» Data listing:
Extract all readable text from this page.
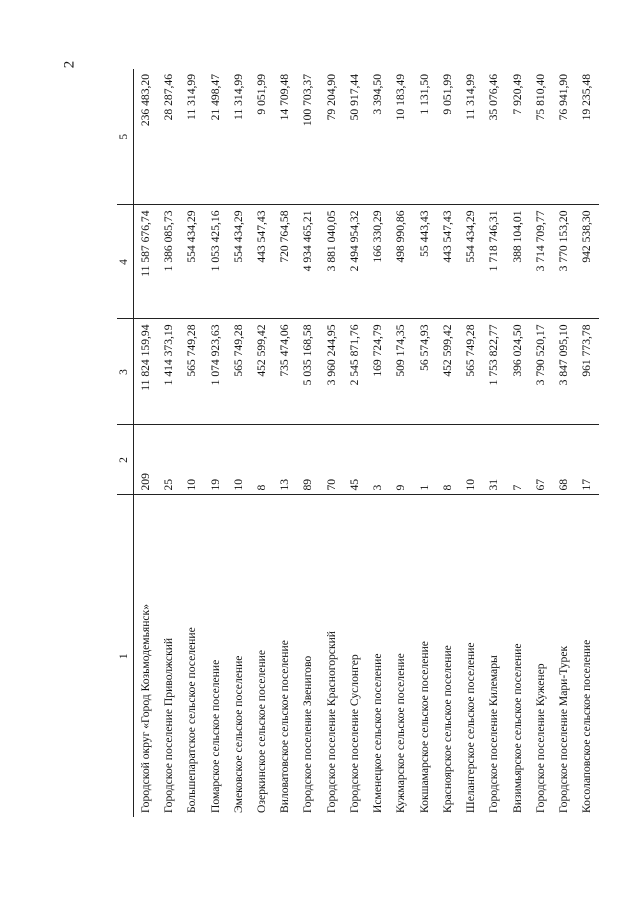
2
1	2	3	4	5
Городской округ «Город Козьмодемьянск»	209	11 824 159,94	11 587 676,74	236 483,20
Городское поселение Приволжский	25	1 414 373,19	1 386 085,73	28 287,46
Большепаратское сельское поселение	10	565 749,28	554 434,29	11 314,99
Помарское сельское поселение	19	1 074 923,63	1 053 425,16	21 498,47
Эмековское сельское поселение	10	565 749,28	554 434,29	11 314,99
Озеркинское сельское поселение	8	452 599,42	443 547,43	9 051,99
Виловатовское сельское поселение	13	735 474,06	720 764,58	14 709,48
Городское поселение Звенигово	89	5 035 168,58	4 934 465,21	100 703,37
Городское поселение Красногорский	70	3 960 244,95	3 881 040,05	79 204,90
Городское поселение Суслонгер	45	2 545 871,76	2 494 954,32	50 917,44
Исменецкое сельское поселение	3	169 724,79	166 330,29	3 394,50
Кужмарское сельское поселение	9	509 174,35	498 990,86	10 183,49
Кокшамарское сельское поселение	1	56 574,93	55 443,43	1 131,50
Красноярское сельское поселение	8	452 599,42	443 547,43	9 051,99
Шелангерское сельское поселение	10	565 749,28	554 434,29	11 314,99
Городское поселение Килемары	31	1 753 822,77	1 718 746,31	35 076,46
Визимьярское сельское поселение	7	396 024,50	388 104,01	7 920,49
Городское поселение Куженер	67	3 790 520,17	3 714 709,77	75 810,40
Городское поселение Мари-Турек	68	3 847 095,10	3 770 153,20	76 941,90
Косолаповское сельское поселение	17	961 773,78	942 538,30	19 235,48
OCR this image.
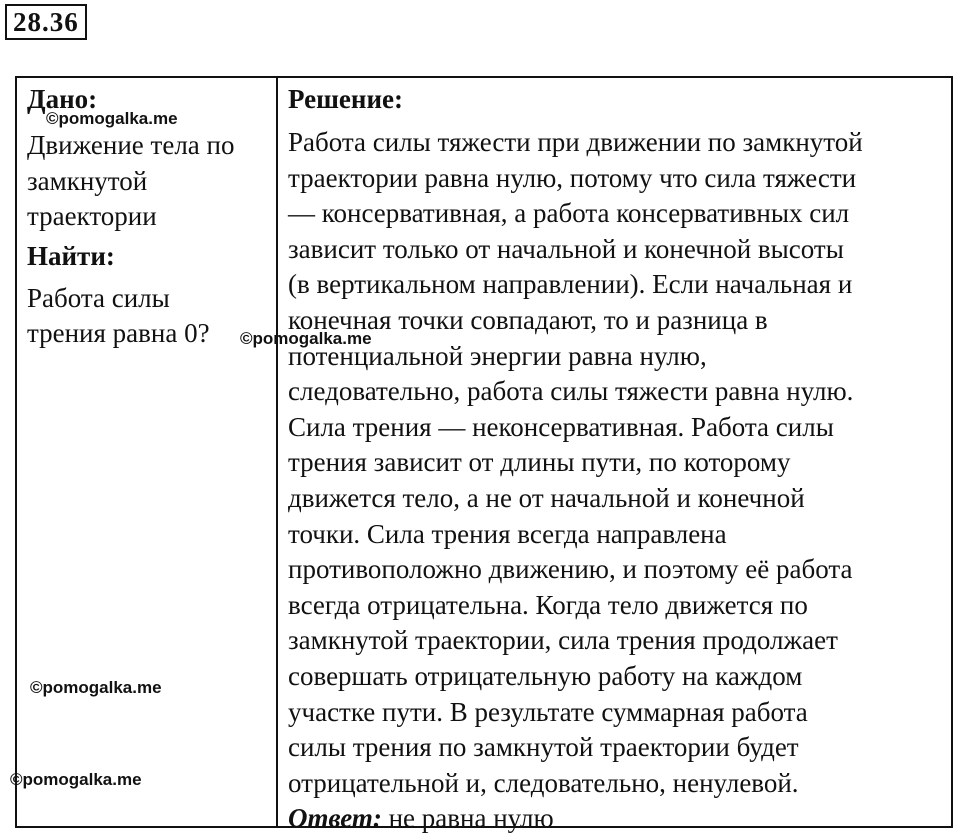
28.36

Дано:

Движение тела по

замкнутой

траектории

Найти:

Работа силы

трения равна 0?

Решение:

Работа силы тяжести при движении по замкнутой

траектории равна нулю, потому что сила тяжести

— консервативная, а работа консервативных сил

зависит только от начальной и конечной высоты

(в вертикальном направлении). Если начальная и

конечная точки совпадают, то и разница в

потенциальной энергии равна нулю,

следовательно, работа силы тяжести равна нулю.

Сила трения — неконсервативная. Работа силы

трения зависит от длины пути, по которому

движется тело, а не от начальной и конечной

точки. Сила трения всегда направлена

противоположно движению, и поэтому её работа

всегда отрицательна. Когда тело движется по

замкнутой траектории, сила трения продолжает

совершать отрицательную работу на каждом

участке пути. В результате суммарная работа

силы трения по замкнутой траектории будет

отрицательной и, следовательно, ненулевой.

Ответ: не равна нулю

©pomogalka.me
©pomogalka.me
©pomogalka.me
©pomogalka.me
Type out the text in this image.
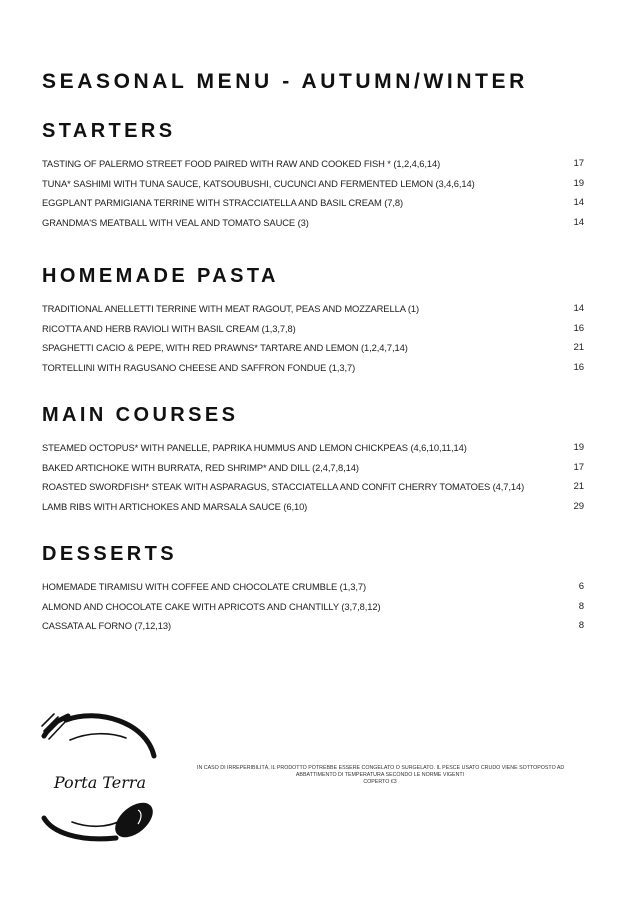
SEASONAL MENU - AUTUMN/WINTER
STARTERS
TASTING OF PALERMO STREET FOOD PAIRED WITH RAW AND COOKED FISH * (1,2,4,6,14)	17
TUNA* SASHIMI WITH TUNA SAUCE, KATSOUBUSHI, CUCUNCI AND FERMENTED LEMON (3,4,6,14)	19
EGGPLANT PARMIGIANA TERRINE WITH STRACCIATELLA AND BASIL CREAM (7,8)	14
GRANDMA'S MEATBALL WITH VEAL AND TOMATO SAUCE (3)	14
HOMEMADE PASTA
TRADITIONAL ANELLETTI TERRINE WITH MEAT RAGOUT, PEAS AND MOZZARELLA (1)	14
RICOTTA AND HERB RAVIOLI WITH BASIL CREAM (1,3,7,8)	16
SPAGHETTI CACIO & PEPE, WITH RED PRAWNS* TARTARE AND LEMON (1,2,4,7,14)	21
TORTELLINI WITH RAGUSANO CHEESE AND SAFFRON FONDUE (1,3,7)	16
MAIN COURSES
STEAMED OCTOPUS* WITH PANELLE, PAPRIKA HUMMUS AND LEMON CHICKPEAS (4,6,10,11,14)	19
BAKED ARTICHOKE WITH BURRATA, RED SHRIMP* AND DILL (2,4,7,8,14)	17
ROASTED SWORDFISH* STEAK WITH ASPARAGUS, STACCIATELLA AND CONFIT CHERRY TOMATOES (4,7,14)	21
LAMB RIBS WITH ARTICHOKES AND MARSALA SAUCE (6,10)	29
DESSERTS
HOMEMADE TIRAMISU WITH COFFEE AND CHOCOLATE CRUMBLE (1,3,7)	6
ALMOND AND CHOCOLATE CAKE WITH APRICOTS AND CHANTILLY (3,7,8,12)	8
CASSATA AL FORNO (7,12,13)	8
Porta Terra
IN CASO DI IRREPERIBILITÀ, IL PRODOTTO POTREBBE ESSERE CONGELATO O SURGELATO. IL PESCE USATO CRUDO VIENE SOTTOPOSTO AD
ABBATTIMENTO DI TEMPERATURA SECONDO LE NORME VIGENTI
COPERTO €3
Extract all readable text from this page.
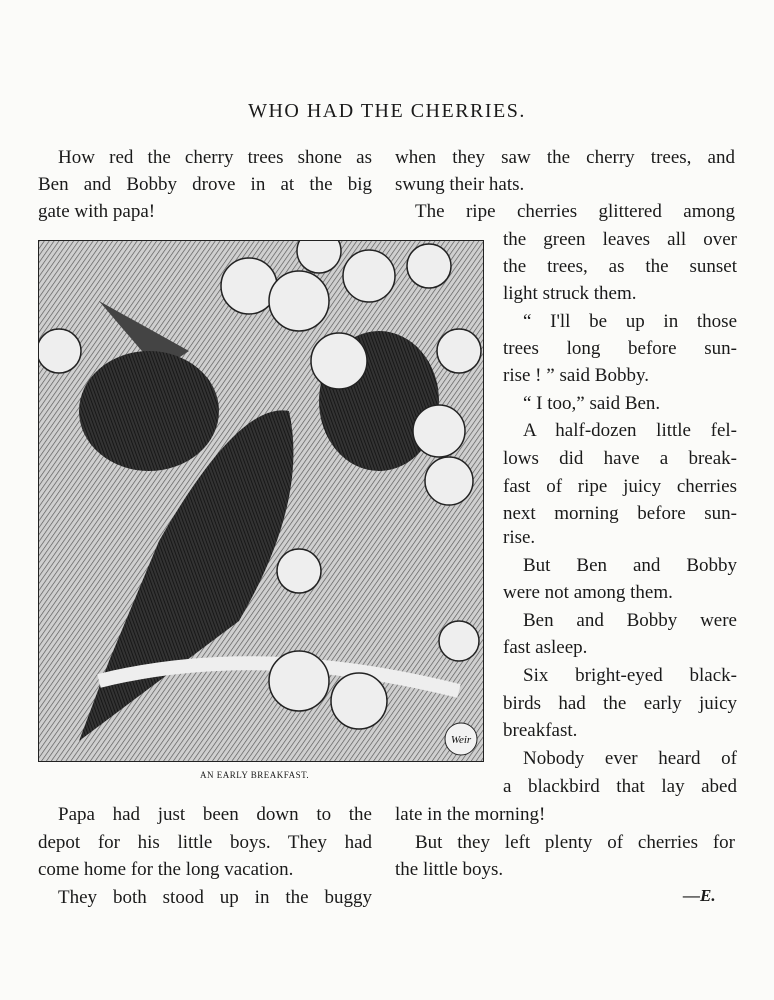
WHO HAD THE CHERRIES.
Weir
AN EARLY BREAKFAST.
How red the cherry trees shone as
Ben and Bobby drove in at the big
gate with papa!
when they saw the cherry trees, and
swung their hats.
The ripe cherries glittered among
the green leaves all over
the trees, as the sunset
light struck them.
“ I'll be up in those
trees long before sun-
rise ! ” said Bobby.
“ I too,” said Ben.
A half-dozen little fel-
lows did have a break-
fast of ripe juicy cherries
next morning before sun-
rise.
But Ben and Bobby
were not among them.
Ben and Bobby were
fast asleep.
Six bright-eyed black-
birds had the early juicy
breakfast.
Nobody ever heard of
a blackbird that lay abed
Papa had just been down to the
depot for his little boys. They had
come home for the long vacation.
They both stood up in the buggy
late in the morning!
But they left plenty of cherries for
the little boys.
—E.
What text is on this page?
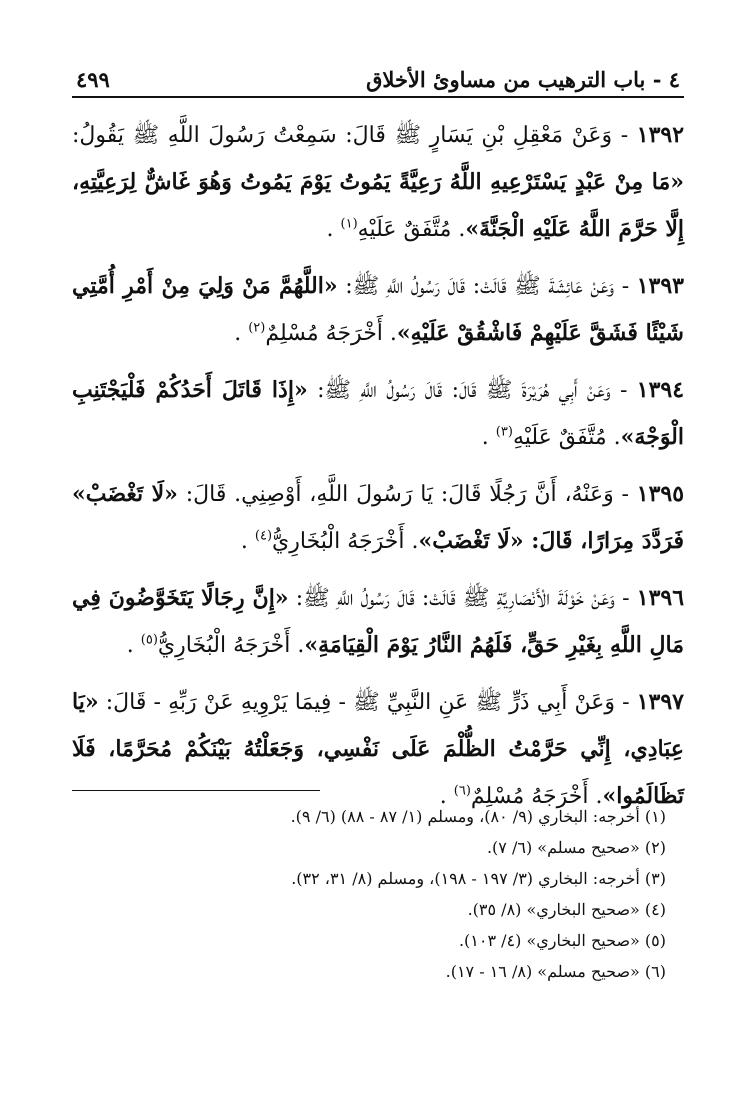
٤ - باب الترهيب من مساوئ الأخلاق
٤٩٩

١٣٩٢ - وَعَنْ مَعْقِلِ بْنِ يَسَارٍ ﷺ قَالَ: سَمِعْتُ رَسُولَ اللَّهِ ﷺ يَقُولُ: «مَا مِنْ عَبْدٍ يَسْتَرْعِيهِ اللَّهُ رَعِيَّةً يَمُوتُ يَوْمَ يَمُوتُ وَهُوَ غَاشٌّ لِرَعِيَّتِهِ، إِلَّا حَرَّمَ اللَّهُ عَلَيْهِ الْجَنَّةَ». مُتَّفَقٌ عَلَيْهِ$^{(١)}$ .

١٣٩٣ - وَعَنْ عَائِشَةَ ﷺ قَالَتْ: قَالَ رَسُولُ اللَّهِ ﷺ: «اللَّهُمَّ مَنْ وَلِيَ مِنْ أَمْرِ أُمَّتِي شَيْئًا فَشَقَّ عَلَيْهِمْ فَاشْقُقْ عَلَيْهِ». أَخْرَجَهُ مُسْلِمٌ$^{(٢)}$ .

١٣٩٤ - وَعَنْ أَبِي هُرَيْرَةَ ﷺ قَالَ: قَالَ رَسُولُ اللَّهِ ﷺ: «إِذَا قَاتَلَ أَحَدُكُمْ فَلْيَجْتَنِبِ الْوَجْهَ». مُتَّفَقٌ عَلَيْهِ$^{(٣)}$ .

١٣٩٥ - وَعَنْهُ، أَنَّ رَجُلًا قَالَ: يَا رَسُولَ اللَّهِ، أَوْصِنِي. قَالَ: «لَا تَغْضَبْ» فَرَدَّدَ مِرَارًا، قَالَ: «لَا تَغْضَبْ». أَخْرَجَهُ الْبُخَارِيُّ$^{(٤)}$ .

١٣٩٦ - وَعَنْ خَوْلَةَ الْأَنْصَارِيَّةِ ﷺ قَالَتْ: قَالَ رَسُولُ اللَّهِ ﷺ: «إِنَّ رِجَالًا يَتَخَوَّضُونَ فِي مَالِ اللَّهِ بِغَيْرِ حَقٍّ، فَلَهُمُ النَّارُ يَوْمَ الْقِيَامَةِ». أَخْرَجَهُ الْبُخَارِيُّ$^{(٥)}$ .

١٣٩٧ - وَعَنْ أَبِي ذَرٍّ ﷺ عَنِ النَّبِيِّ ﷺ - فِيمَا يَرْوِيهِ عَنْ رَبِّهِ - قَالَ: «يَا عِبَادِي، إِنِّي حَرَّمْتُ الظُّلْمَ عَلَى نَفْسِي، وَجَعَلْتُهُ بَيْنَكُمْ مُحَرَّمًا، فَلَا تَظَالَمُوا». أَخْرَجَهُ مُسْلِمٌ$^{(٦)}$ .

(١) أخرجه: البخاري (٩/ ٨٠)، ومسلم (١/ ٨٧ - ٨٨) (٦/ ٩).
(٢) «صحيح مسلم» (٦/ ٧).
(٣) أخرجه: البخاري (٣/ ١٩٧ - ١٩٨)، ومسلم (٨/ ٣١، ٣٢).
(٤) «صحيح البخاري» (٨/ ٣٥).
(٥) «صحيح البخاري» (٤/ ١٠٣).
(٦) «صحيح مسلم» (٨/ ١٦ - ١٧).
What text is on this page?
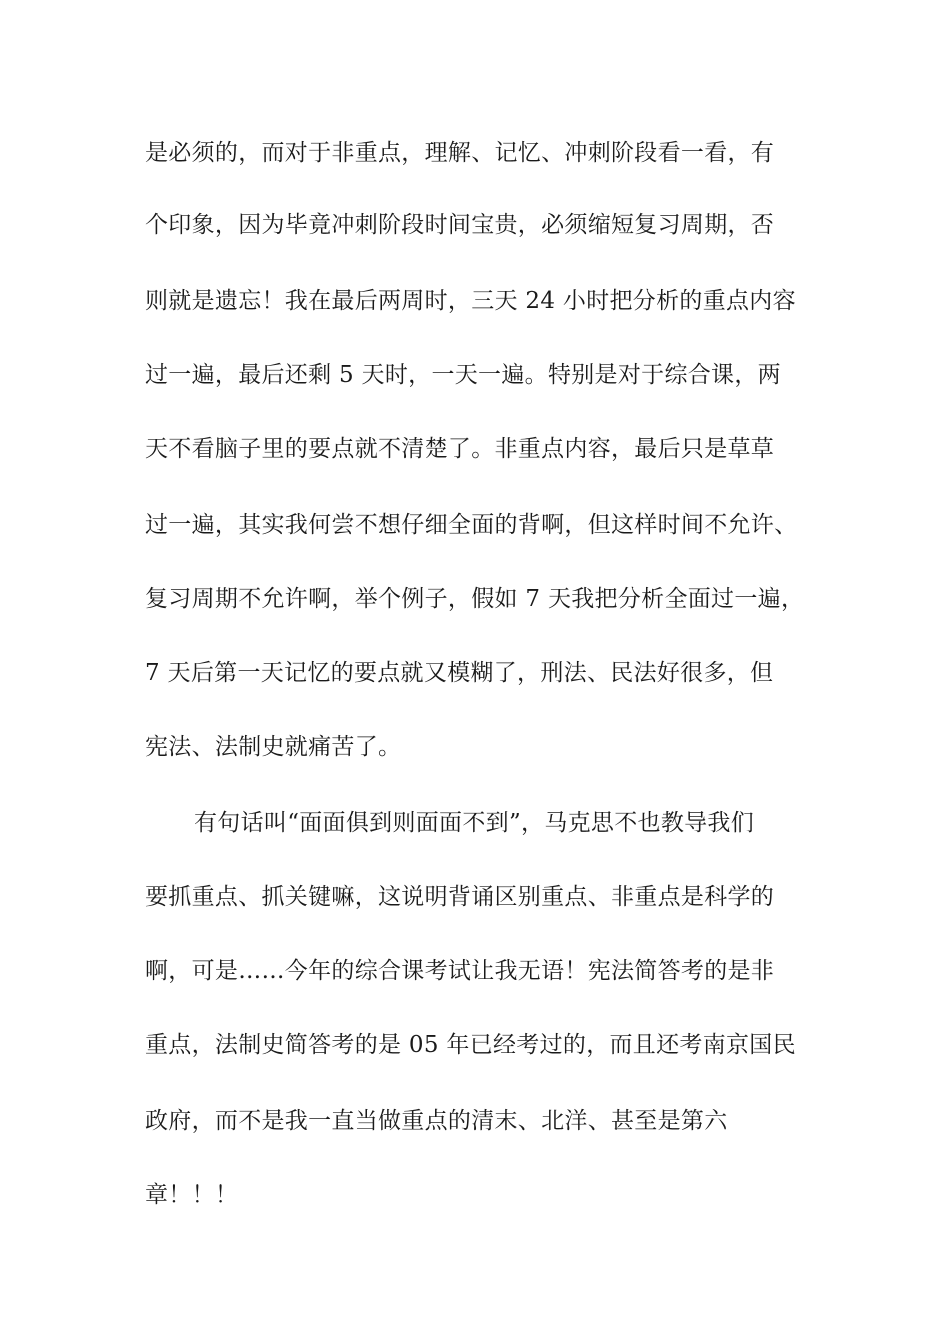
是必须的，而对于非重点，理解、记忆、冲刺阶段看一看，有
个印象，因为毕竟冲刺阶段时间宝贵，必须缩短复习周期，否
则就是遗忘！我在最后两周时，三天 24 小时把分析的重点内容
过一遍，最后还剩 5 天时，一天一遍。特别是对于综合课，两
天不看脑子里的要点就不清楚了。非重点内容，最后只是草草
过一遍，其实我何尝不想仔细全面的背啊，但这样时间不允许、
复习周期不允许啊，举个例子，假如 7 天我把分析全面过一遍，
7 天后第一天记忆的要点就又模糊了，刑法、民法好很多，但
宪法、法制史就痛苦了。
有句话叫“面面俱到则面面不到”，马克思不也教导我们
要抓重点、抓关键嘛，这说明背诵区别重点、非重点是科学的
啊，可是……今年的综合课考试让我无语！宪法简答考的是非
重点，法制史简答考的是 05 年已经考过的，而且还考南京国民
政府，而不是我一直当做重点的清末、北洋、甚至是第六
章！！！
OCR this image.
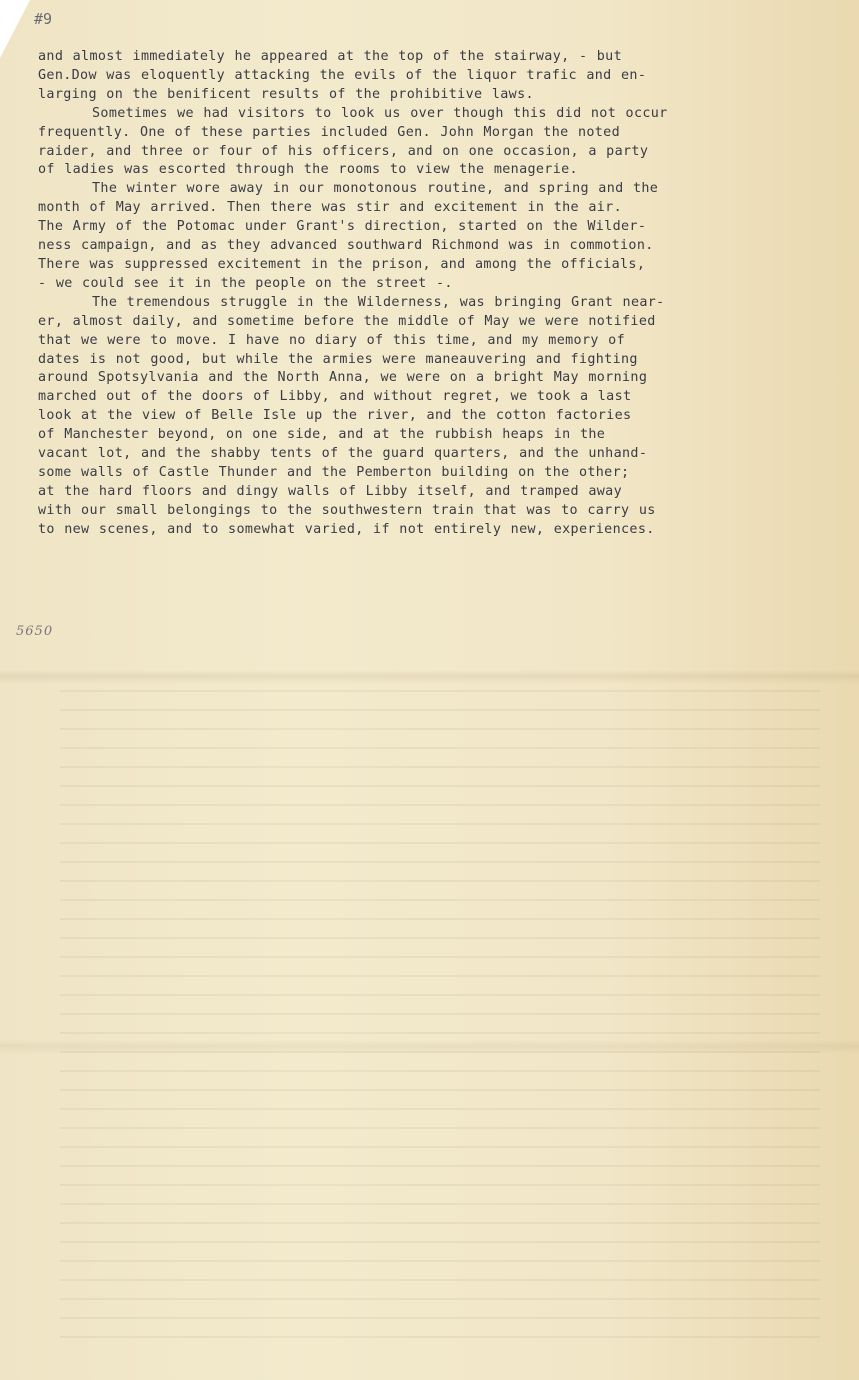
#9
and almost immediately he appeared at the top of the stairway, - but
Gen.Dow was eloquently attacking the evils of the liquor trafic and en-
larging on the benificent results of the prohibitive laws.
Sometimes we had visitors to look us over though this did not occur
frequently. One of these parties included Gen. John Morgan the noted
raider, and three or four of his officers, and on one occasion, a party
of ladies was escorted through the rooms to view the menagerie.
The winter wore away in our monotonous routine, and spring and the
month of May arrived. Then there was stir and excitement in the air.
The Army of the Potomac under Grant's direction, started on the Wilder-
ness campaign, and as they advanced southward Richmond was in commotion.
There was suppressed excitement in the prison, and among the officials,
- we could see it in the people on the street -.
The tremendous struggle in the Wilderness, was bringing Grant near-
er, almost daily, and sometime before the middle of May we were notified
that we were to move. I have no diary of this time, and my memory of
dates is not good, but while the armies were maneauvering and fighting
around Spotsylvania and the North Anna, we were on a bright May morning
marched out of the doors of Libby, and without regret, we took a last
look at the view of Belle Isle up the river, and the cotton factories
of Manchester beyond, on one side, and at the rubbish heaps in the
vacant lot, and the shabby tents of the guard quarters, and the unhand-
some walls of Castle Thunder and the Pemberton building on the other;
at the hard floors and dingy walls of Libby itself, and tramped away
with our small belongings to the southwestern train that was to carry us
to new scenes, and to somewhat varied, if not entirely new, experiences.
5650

» Work required:
From the data, list each line in which the string "away" appears.

» Full response:
The winter wore away in our monotonous routine, and spring and the
at the hard floors and dingy walls of Libby itself, and tramped away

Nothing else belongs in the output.